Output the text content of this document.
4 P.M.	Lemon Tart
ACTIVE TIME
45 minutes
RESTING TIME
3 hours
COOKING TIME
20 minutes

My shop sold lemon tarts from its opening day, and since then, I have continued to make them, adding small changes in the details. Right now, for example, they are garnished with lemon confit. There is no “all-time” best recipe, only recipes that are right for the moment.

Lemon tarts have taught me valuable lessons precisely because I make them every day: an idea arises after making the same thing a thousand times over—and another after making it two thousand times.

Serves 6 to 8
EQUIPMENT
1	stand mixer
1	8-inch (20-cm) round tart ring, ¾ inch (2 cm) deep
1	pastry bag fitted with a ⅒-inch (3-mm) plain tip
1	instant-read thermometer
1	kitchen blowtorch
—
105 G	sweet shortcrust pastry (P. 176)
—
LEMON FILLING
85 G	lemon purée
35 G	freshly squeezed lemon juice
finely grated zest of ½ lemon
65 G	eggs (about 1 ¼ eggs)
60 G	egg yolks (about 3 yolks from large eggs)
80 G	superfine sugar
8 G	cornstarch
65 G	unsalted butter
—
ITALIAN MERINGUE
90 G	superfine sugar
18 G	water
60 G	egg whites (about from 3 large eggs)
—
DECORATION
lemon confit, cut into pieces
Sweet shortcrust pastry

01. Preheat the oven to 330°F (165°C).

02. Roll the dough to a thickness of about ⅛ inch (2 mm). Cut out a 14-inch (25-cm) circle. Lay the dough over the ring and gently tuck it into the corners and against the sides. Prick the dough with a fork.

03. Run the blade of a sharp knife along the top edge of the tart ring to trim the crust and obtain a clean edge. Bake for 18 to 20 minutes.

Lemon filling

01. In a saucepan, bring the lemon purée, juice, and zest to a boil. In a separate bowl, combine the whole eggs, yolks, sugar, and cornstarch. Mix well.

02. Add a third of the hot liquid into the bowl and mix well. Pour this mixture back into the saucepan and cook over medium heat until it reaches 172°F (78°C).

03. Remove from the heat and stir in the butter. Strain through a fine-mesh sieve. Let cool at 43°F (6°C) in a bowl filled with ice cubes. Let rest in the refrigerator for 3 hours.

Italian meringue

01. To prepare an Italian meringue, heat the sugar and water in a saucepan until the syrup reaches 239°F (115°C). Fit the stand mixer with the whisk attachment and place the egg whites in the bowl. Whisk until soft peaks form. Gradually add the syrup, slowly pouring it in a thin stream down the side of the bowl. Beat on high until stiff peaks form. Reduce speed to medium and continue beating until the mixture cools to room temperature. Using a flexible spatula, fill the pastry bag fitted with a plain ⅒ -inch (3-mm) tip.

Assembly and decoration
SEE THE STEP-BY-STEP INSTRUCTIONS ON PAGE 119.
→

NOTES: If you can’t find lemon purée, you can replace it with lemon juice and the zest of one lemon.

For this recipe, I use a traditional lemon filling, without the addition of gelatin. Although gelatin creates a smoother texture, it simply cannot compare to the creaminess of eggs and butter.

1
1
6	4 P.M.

▶ [WORK REQUIRED]: Return each line of the data exactly as written above.

▶ [TASK RESULT]:
Output the text content of this document.
4 P.M.	Lemon Tart
ACTIVE TIME
45 minutes
RESTING TIME
3 hours
COOKING TIME
20 minutes

My shop sold lemon tarts from its opening day, and since then, I have continued to make them, adding small changes in the details. Right now, for example, they are garnished with lemon confit. There is no “all-time” best recipe, only recipes that are right for the moment.

Lemon tarts have taught me valuable lessons precisely because I make them every day: an idea arises after making the same thing a thousand times over—and another after making it two thousand times.

Serves 6 to 8
EQUIPMENT
1	stand mixer
1	8-inch (20-cm) round tart ring, ¾ inch (2 cm) deep
1	pastry bag fitted with a ⅒-inch (3-mm) plain tip
1	instant-read thermometer
1	kitchen blowtorch
—
105 G	sweet shortcrust pastry (P. 176)
—
LEMON FILLING
85 G	lemon purée
35 G	freshly squeezed lemon juice
finely grated zest of ½ lemon
65 G	eggs (about 1 ¼ eggs)
60 G	egg yolks (about 3 yolks from large eggs)
80 G	superfine sugar
8 G	cornstarch
65 G	unsalted butter
—
ITALIAN MERINGUE
90 G	superfine sugar
18 G	water
60 G	egg whites (about from 3 large eggs)
—
DECORATION
lemon confit, cut into pieces
Sweet shortcrust pastry

01. Preheat the oven to 330°F (165°C).

02. Roll the dough to a thickness of about ⅛ inch (2 mm). Cut out a 14-inch (25-cm) circle. Lay the dough over the ring and gently tuck it into the corners and against the sides. Prick the dough with a fork.

03. Run the blade of a sharp knife along the top edge of the tart ring to trim the crust and obtain a clean edge. Bake for 18 to 20 minutes.

Lemon filling

01. In a saucepan, bring the lemon purée, juice, and zest to a boil. In a separate bowl, combine the whole eggs, yolks, sugar, and cornstarch. Mix well.

02. Add a third of the hot liquid into the bowl and mix well. Pour this mixture back into the saucepan and cook over medium heat until it reaches 172°F (78°C).

03. Remove from the heat and stir in the butter. Strain through a fine-mesh sieve. Let cool at 43°F (6°C) in a bowl filled with ice cubes. Let rest in the refrigerator for 3 hours.

Italian meringue

01. To prepare an Italian meringue, heat the sugar and water in a saucepan until the syrup reaches 239°F (115°C). Fit the stand mixer with the whisk attachment and place the egg whites in the bowl. Whisk until soft peaks form. Gradually add the syrup, slowly pouring it in a thin stream down the side of the bowl. Beat on high until stiff peaks form. Reduce speed to medium and continue beating until the mixture cools to room temperature. Using a flexible spatula, fill the pastry bag fitted with a plain ⅒ -inch (3-mm) tip.

Assembly and decoration
SEE THE STEP-BY-STEP INSTRUCTIONS ON PAGE 119.
→

NOTES: If you can’t find lemon purée, you can replace it with lemon juice and the zest of one lemon.

For this recipe, I use a traditional lemon filling, without the addition of gelatin. Although gelatin creates a smoother texture, it simply cannot compare to the creaminess of eggs and butter.

1
1
6	4 P.M.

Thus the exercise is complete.